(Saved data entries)

=======

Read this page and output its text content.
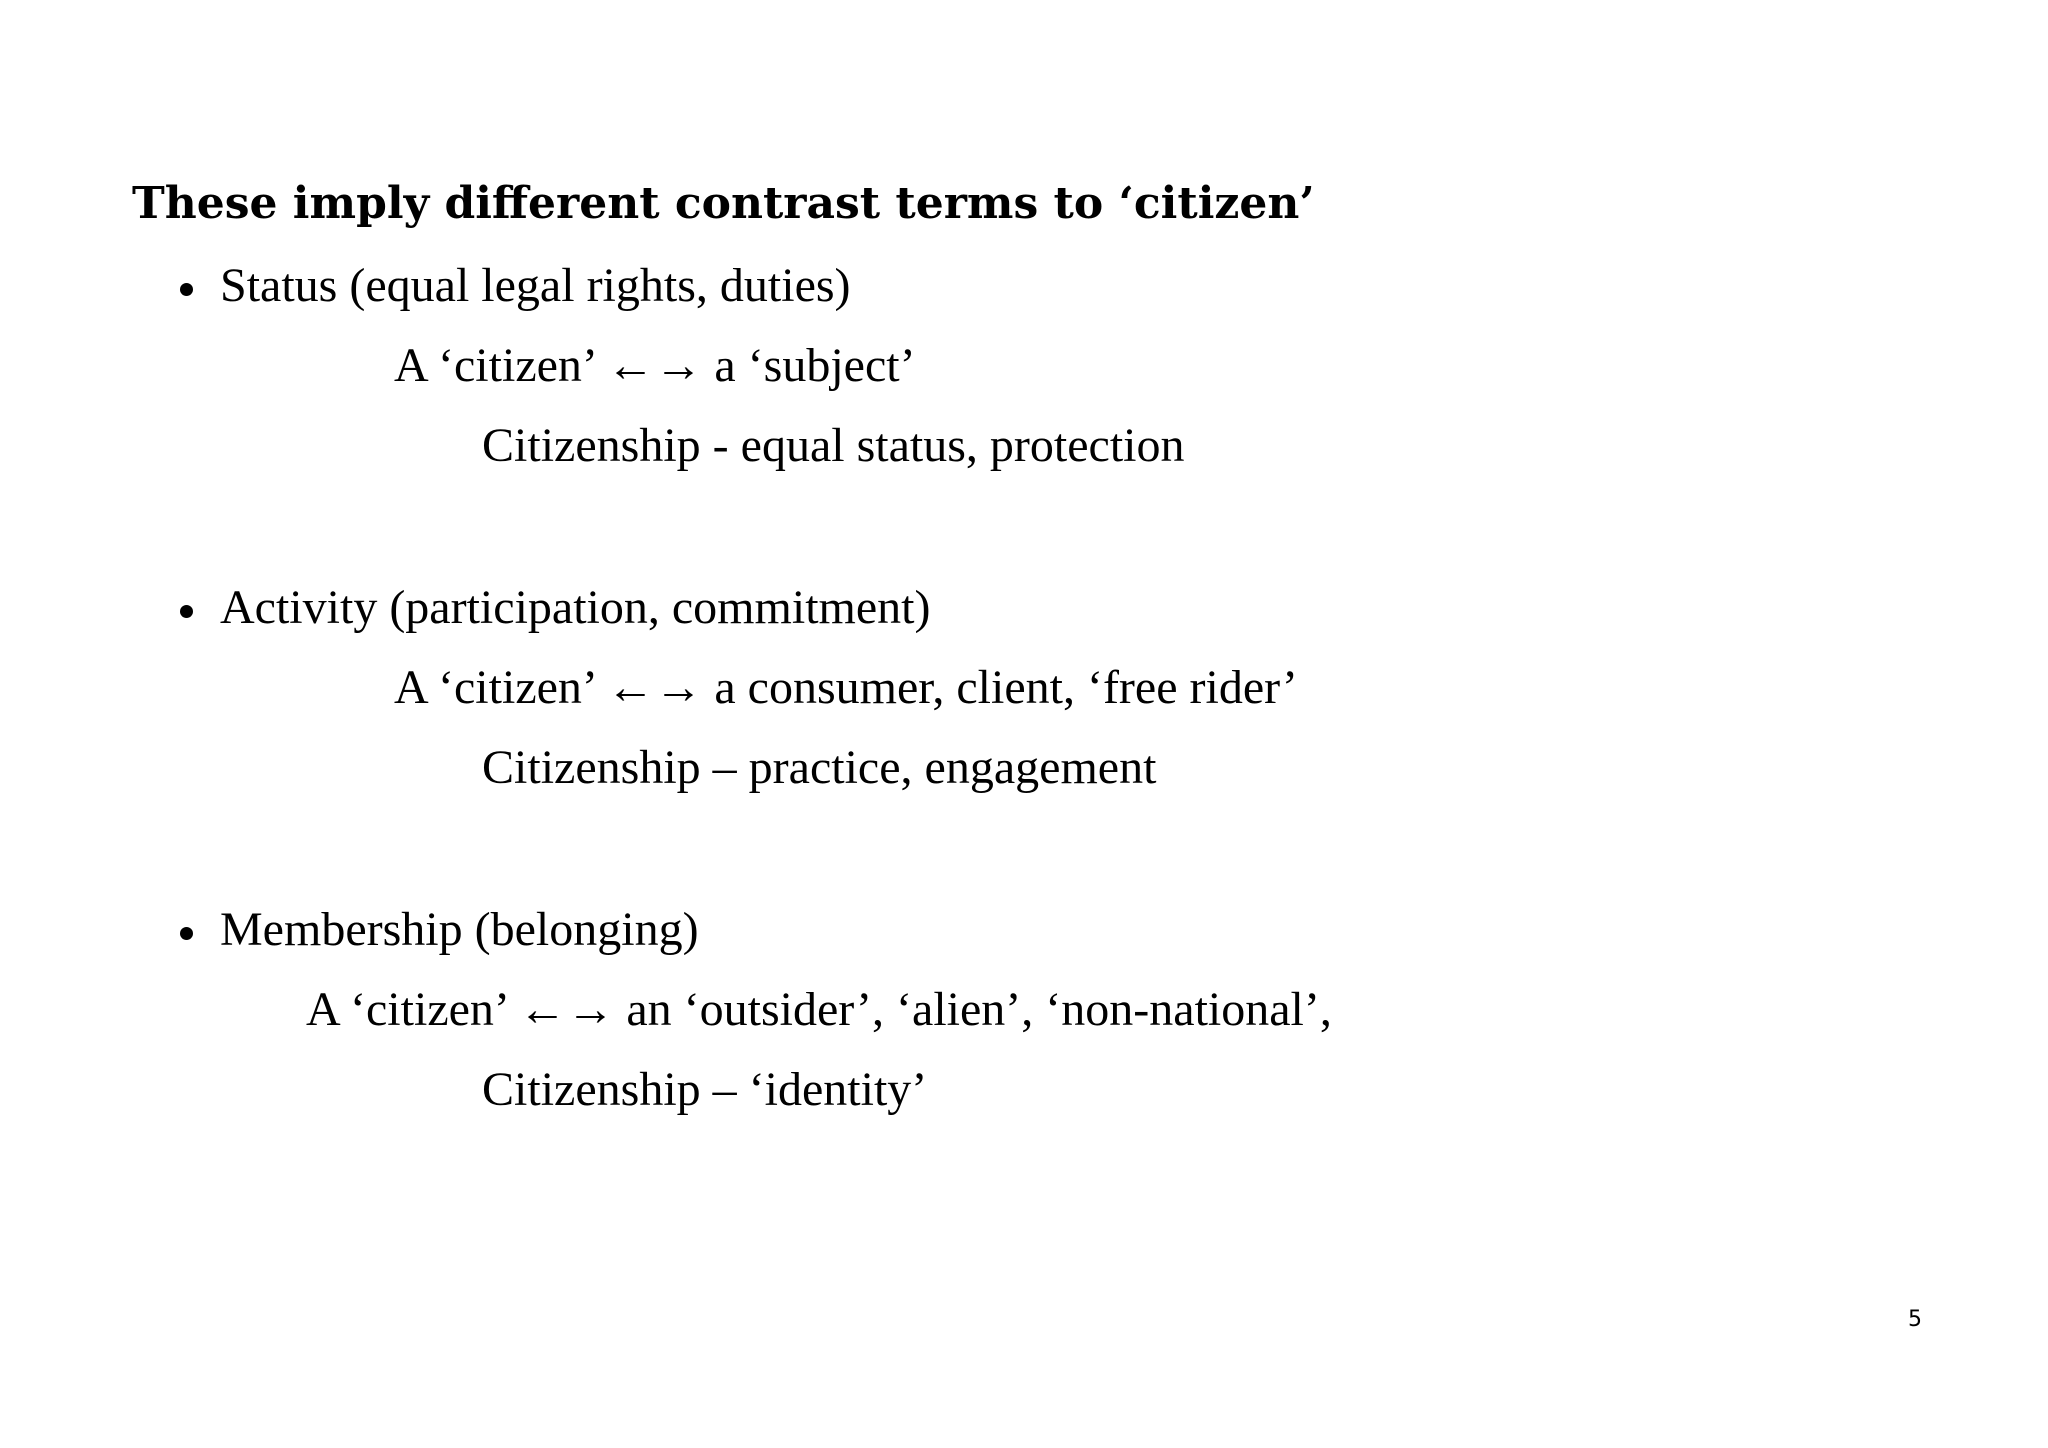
These imply different contrast terms to ‘citizen’
Status (equal legal rights, duties)
A ‘citizen’ ←→ a ‘subject’
Citizenship - equal status, protection
Activity (participation, commitment)
A ‘citizen’ ←→ a consumer, client, ‘free rider’
Citizenship – practice, engagement
Membership (belonging)
A ‘citizen’ ←→ an ‘outsider’, ‘alien’, ‘non-national’,
Citizenship – ‘identity’
5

=======

◆ **INSTRUCTIONS FOR THE TASK**: Make an exact copy of the records shown above, without the pictures.

◆ **COMPLETE RESPONSE**:
Read this page and output its text content.
These imply different contrast terms to ‘citizen’
Status (equal legal rights, duties)
A ‘citizen’ ←→ a ‘subject’
Citizenship - equal status, protection
Activity (participation, commitment)
A ‘citizen’ ←→ a consumer, client, ‘free rider’
Citizenship – practice, engagement
Membership (belonging)
A ‘citizen’ ←→ an ‘outsider’, ‘alien’, ‘non-national’,
Citizenship – ‘identity’
5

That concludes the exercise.